# [Directions]
#1 Answer these questions using the article about the Capitol rally, with each answer on its own line marked (a), (b) or (c).
(a) Who is president of the Meridian Lauderdale County branch of the NAACP?
(b) From where did the protesters march to the Capitol?
(c) How many unsolved murder cases from the civil rights era did organizers cite?
#2 Using the article about the Capitol rally, list everything the rally participants or NAACP leaders called on Mississippi, its officials, or its lawmakers to do.

About 100 rally at Capitol for reopening of civil rights cases
Published 8:08 pm Tuesday, October 23, 2007
More than 100 people rallied at the state Capitol on Monday, calling on Mississippi officials to reopen decades-old civil rights cases and to create a cold-case unit to investigate such crimes.
“We’re here for a glorious and grave purpose. We’re calling on Mississippi to deliver justice for all its citizens,” said Richard Coleman Sr., president of the Meridian Lauderdale County branch of the NAACP.
The multiracial group of protesters included the young and old, and they chanted, “no justice, no peace” as they marched about a mile from the Mississippi Fairgrounds to the Capitol.
Derrick Johnson, president of the Mississippi NAACP, said the organization will ask lawmakers to pass legislation next session establishing a panel to investigate long dormant civil rights cases. Organizers said there were 56 unsolved murder cases from the civil rights era.

# [Recorded data]
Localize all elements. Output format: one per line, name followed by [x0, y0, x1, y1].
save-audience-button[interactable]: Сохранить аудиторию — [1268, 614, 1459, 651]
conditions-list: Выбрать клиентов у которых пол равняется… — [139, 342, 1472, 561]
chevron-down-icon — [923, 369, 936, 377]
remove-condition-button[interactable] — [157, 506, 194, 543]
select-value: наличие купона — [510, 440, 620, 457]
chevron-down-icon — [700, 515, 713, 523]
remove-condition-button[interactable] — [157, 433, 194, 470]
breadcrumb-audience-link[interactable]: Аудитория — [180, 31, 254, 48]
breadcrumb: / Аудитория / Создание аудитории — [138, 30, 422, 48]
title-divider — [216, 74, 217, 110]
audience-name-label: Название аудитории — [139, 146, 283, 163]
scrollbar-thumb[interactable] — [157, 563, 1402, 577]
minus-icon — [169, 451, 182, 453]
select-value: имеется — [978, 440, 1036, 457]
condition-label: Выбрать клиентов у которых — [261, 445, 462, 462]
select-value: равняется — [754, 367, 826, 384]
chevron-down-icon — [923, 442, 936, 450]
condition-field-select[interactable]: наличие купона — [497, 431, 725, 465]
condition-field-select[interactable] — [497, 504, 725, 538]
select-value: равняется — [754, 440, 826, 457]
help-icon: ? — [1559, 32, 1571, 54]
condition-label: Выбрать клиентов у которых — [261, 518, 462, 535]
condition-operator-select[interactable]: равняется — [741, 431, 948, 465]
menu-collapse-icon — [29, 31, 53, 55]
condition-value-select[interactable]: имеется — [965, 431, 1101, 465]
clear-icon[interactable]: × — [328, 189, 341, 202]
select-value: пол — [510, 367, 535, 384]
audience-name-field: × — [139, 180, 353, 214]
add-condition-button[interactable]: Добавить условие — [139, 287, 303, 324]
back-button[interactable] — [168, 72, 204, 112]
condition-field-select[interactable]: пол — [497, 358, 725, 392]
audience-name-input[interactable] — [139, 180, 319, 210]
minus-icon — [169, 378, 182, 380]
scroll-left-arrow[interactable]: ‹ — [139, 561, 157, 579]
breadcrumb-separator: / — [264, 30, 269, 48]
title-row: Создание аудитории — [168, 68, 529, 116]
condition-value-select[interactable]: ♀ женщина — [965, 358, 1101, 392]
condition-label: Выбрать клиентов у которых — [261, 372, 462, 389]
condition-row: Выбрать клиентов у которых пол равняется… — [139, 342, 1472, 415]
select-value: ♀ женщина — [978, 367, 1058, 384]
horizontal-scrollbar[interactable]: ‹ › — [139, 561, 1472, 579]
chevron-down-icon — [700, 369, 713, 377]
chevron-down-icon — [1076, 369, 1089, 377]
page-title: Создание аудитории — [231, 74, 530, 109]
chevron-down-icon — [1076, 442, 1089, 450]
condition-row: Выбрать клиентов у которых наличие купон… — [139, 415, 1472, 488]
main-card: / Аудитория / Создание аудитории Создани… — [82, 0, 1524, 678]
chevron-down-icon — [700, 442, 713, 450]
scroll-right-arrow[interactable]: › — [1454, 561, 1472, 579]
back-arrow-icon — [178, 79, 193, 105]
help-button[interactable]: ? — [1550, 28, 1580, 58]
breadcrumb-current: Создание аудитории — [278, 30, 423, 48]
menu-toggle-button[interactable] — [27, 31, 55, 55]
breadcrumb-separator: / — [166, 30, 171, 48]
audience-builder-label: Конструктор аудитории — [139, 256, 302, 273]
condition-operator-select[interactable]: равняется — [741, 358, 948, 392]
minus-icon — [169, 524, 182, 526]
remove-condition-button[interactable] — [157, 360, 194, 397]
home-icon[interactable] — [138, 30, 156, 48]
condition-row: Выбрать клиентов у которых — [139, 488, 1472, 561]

# [Responses in order]
#1
(a) Richard Coleman Sr.
(b) The Mississippi Fairgrounds, about a mile away.
(c) 56.

#2
- Reopen decades-old civil rights cases.
- Create a cold-case unit to investigate such crimes.
- Deliver justice for all its citizens.
- Pass legislation next session establishing a panel to investigate long dormant civil rights cases.